Which operator checks that a JSONB document contains a given sub-document and is supported by a GIN index?
GiST for Geospatial Data
Finding all cafes within 2 km of point (55.75, 37.62) is not solvable with B-Tree alone - it stores numbers in linear order and can filter by latitude or longitude separately, but not by distance. **GiST (Generalized Search Tree)** is an extensible framework for spatial structures. PostGIS builds an R-Tree on top of GiST for geo queries.
GiST also supports **range types**. The `&&` operator on ranges checks period overlap and uses a GiST index - useful for booking constraints that prevent conflicting reservations.
A query finds the 10 nearest points to given coordinates. Which operator enables GiST-based KNN lookup?
BRIN for Time Series
A `metrics` table with 10 billion telemetry rows. A B-Tree index on `timestamp` would consume roughly 200 GB. **BRIN (Block Range Index)** stores only min/max values for each range of physical pages - the entire index occupies ~50 MB. It works because data is inserted chronologically: newer rows land on newer pages.
**When BRIN fails:** if data is inserted out of chronological order, the min/max ranges overlap and the planner cannot exclude any pages. BRIN is effective only when there is high **correlation** between insert order and column value.
BRIN is ineffective for a user_id column with random values. Why?

---+---

● Action item
List every index type or index structure named in the passage on database indexes. Rely only on the passage itself.

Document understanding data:
---+---

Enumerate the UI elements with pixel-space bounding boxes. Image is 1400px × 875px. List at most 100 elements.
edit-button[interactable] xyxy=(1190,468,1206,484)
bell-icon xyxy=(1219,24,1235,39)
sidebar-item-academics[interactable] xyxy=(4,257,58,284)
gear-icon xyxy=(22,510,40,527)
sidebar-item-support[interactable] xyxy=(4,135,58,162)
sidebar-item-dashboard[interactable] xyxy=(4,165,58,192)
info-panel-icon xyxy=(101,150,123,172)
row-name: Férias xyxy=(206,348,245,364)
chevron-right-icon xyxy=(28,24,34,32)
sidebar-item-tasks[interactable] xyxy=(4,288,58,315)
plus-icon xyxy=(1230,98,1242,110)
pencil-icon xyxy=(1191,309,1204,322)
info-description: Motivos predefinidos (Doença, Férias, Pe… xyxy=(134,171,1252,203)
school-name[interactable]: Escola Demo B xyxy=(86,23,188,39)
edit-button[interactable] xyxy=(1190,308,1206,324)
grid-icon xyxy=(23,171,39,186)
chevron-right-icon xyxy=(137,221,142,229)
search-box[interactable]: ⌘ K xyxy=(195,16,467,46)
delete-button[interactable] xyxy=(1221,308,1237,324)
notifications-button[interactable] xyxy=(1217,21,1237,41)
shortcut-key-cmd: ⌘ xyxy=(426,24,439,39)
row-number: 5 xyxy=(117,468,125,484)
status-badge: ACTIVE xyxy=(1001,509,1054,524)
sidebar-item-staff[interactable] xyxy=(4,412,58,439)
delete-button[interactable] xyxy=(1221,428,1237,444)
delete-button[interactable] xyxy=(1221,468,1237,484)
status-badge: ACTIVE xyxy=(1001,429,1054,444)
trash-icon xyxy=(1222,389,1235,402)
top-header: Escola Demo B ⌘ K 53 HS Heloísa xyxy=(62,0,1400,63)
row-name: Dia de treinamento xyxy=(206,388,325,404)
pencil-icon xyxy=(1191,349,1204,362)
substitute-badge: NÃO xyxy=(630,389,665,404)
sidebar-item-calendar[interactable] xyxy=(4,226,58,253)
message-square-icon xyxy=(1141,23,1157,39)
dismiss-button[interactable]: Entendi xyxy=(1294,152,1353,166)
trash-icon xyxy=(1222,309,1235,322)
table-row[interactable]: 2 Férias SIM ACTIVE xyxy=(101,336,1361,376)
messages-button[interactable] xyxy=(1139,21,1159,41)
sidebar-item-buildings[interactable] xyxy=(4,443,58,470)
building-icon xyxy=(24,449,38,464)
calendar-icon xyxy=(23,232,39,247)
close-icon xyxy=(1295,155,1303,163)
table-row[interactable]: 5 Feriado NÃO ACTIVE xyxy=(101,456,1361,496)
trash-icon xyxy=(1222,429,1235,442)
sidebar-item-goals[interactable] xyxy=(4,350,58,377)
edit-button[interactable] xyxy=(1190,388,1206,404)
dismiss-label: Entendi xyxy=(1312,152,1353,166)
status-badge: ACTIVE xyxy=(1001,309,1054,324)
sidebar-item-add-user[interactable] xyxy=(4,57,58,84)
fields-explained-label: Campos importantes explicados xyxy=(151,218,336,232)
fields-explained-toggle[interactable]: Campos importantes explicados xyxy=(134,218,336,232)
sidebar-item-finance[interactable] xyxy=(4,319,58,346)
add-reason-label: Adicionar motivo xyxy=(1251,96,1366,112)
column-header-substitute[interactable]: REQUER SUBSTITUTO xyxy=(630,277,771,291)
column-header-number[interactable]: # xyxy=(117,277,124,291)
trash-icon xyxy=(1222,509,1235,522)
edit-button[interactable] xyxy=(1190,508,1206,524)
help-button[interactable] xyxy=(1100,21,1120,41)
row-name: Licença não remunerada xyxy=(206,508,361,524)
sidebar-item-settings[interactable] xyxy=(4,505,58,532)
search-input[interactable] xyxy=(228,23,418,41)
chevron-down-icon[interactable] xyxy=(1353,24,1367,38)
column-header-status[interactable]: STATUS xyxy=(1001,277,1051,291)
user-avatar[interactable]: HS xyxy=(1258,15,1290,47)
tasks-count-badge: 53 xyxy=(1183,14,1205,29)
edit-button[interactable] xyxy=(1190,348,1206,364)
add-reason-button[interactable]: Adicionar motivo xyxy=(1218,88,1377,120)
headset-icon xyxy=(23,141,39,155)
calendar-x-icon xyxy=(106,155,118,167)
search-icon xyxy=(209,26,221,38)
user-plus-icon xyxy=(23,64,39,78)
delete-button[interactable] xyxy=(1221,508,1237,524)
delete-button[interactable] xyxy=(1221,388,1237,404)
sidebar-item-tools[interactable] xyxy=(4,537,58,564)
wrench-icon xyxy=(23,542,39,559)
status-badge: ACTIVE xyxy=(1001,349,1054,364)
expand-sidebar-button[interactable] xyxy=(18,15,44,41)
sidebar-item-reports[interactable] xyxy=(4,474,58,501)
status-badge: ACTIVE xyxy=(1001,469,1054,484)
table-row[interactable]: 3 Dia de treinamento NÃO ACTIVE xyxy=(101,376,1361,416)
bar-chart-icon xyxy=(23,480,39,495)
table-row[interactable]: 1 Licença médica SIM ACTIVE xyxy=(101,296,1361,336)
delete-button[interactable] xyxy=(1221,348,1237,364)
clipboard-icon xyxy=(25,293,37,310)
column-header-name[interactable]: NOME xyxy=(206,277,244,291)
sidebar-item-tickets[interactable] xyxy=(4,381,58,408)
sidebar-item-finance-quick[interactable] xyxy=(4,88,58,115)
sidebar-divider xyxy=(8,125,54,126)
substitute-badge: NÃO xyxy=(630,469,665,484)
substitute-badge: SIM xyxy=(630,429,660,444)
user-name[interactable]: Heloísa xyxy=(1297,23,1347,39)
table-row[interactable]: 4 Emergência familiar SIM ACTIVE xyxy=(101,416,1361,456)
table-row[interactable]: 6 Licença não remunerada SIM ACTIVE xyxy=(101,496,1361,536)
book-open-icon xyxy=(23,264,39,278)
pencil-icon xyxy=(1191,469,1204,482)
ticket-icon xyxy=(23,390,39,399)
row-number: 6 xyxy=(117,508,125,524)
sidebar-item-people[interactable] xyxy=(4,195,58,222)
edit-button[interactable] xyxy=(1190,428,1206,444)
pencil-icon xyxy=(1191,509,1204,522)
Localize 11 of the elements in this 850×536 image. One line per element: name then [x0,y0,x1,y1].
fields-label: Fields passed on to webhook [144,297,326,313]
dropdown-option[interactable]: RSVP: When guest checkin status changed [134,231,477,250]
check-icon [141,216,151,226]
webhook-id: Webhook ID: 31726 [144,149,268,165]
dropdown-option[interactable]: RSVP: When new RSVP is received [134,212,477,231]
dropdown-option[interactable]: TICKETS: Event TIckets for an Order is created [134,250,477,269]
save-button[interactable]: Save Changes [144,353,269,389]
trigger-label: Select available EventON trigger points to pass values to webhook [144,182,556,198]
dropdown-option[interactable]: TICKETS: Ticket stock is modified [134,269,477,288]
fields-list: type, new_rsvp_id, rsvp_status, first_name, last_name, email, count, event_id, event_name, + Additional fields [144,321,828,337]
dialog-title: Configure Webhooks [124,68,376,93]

---+---

● Result
B-Tree, GIN, GiST (Generalized Search Tree), R-Tree, BRIN (Block Range Index)